● STATED PROBLEM: Give back each entry unchanged, minus pictures.
━━━━━ MATERIAL PROVIDED
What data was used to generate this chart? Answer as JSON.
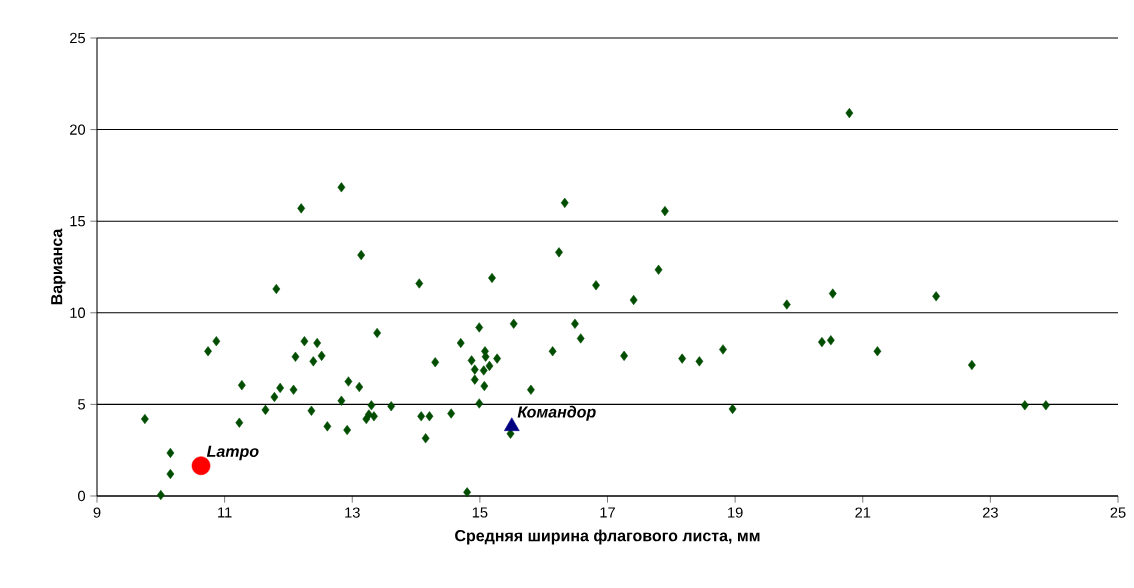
{
  "chart_data": {
    "type": "scatter",
    "xlabel": "Средняя ширина флагового листа, мм",
    "ylabel": "Варианса",
    "xlim": [
      9,
      25
    ],
    "xticks": [
      9,
      11,
      13,
      15,
      17,
      19,
      21,
      23,
      25
    ],
    "ylim": [
      0,
      25
    ],
    "yticks": [
      0,
      5,
      10,
      15,
      20,
      25
    ],
    "grid": "y",
    "legend": false,
    "series": [
      {
        "color": "#004d00",
        "marker": "diamond",
        "x": [
          9.75,
          10.15,
          10.15,
          10.0,
          10.74,
          10.87,
          11.27,
          11.23,
          11.64,
          11.78,
          11.87,
          11.81,
          12.2,
          12.83,
          12.08,
          12.11,
          12.25,
          12.39,
          12.45,
          12.52,
          12.36,
          12.61,
          12.83,
          12.94,
          12.92,
          13.14,
          13.11,
          13.3,
          13.26,
          13.22,
          13.34,
          13.39,
          13.61,
          14.05,
          14.08,
          14.21,
          14.15,
          14.3,
          14.55,
          14.7,
          14.8,
          14.99,
          14.87,
          15.08,
          15.09,
          14.92,
          15.15,
          15.27,
          15.06,
          14.92,
          15.07,
          14.99,
          15.48,
          15.19,
          15.53,
          15.8,
          16.14,
          16.24,
          16.33,
          16.49,
          16.58,
          16.82,
          17.26,
          17.41,
          17.8,
          17.9,
          18.17,
          18.44,
          18.81,
          18.96,
          19.81,
          20.79,
          20.53,
          22.15,
          20.36,
          20.5,
          21.23,
          22.71,
          23.54,
          23.87
        ],
        "values": [
          4.2,
          2.35,
          1.2,
          0.05,
          7.9,
          8.45,
          6.05,
          4.0,
          4.7,
          5.4,
          5.9,
          11.3,
          15.7,
          16.85,
          5.8,
          7.6,
          8.45,
          7.35,
          8.35,
          7.65,
          4.65,
          3.8,
          5.2,
          6.25,
          3.6,
          13.15,
          5.95,
          4.95,
          4.45,
          4.2,
          4.35,
          8.9,
          4.9,
          11.6,
          4.35,
          4.35,
          3.15,
          7.3,
          4.5,
          8.35,
          0.2,
          9.2,
          7.4,
          7.9,
          7.6,
          6.9,
          7.1,
          7.5,
          6.85,
          6.35,
          6.0,
          5.05,
          3.4,
          11.9,
          9.4,
          5.8,
          7.9,
          13.3,
          16.0,
          9.4,
          8.6,
          11.5,
          7.65,
          10.7,
          12.35,
          15.55,
          7.5,
          7.35,
          8.0,
          4.75,
          10.45,
          20.9,
          11.05,
          10.9,
          8.4,
          8.5,
          7.9,
          7.15,
          4.95,
          4.95
        ]
      },
      {
        "name": "Lampo",
        "color": "#ff0000",
        "marker": "circle",
        "x": [
          10.63
        ],
        "values": [
          1.65
        ]
      },
      {
        "name": "Командор",
        "color": "#000080",
        "marker": "triangle",
        "x": [
          15.5
        ],
        "values": [
          3.8
        ]
      }
    ]
  }
}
━━━━━━━━━━
● THE SOLUTION:
What data was used to generate this chart? Answer as JSON.
{
  "chart_data": {
    "type": "scatter",
    "xlabel": "Средняя ширина флагового листа, мм",
    "ylabel": "Варианса",
    "xlim": [
      9,
      25
    ],
    "xticks": [
      9,
      11,
      13,
      15,
      17,
      19,
      21,
      23,
      25
    ],
    "ylim": [
      0,
      25
    ],
    "yticks": [
      0,
      5,
      10,
      15,
      20,
      25
    ],
    "grid": "y",
    "legend": false,
    "series": [
      {
        "color": "#004d00",
        "marker": "diamond",
        "x": [
          9.75,
          10.15,
          10.15,
          10.0,
          10.74,
          10.87,
          11.27,
          11.23,
          11.64,
          11.78,
          11.87,
          11.81,
          12.2,
          12.83,
          12.08,
          12.11,
          12.25,
          12.39,
          12.45,
          12.52,
          12.36,
          12.61,
          12.83,
          12.94,
          12.92,
          13.14,
          13.11,
          13.3,
          13.26,
          13.22,
          13.34,
          13.39,
          13.61,
          14.05,
          14.08,
          14.21,
          14.15,
          14.3,
          14.55,
          14.7,
          14.8,
          14.99,
          14.87,
          15.08,
          15.09,
          14.92,
          15.15,
          15.27,
          15.06,
          14.92,
          15.07,
          14.99,
          15.48,
          15.19,
          15.53,
          15.8,
          16.14,
          16.24,
          16.33,
          16.49,
          16.58,
          16.82,
          17.26,
          17.41,
          17.8,
          17.9,
          18.17,
          18.44,
          18.81,
          18.96,
          19.81,
          20.79,
          20.53,
          22.15,
          20.36,
          20.5,
          21.23,
          22.71,
          23.54,
          23.87
        ],
        "values": [
          4.2,
          2.35,
          1.2,
          0.05,
          7.9,
          8.45,
          6.05,
          4.0,
          4.7,
          5.4,
          5.9,
          11.3,
          15.7,
          16.85,
          5.8,
          7.6,
          8.45,
          7.35,
          8.35,
          7.65,
          4.65,
          3.8,
          5.2,
          6.25,
          3.6,
          13.15,
          5.95,
          4.95,
          4.45,
          4.2,
          4.35,
          8.9,
          4.9,
          11.6,
          4.35,
          4.35,
          3.15,
          7.3,
          4.5,
          8.35,
          0.2,
          9.2,
          7.4,
          7.9,
          7.6,
          6.9,
          7.1,
          7.5,
          6.85,
          6.35,
          6.0,
          5.05,
          3.4,
          11.9,
          9.4,
          5.8,
          7.9,
          13.3,
          16.0,
          9.4,
          8.6,
          11.5,
          7.65,
          10.7,
          12.35,
          15.55,
          7.5,
          7.35,
          8.0,
          4.75,
          10.45,
          20.9,
          11.05,
          10.9,
          8.4,
          8.5,
          7.9,
          7.15,
          4.95,
          4.95
        ]
      },
      {
        "name": "Lampo",
        "color": "#ff0000",
        "marker": "circle",
        "x": [
          10.63
        ],
        "values": [
          1.65
        ]
      },
      {
        "name": "Командор",
        "color": "#000080",
        "marker": "triangle",
        "x": [
          15.5
        ],
        "values": [
          3.8
        ]
      }
    ]
  }
}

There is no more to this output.